▶ **REQUIREMENT**: Give every line from the entries that contains "Vaxzevria".

▶ **DATASET ENTRIES**:
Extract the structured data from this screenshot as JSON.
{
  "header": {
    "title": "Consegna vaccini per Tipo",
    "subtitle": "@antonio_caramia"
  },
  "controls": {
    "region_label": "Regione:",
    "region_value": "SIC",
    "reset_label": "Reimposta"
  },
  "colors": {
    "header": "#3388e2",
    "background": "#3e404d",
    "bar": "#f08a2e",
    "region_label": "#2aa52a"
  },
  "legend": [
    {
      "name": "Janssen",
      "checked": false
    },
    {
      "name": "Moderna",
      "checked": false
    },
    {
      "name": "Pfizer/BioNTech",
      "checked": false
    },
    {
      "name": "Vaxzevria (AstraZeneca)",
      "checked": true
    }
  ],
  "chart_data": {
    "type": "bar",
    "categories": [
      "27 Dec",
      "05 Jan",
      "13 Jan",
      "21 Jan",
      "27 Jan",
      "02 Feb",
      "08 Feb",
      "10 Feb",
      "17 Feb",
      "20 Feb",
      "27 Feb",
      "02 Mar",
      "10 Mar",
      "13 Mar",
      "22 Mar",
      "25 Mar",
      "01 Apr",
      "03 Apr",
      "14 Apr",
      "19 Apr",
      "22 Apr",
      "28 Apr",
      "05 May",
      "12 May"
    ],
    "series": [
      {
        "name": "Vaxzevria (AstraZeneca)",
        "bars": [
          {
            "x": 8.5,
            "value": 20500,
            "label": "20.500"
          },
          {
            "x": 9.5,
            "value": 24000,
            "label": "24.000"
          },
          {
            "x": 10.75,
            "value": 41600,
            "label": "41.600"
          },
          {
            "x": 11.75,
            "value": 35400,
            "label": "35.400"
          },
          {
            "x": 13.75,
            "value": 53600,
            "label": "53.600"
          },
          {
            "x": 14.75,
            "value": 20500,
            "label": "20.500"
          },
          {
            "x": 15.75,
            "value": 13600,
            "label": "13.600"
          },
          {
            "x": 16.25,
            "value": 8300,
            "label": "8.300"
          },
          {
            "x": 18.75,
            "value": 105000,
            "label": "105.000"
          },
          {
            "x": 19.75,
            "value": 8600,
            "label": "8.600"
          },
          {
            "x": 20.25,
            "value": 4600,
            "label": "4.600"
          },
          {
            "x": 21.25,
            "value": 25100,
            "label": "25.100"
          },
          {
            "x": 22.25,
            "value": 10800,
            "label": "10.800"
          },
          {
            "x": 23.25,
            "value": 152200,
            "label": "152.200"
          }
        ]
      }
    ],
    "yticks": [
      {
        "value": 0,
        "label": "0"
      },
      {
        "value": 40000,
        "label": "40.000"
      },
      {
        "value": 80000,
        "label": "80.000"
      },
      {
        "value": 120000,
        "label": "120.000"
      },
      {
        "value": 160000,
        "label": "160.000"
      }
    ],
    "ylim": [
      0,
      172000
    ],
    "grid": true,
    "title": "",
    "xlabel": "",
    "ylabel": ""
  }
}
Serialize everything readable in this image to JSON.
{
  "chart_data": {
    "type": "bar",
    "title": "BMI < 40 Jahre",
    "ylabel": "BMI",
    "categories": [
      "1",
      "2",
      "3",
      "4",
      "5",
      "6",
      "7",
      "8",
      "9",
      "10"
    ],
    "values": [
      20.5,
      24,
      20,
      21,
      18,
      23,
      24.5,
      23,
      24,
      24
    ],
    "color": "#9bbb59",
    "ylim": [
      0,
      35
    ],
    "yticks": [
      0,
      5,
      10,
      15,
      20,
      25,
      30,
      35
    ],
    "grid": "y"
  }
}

▶ **THE COMPLETED TASK**:
      "name": "Vaxzevria (AstraZeneca)",
        "name": "Vaxzevria (AstraZeneca)",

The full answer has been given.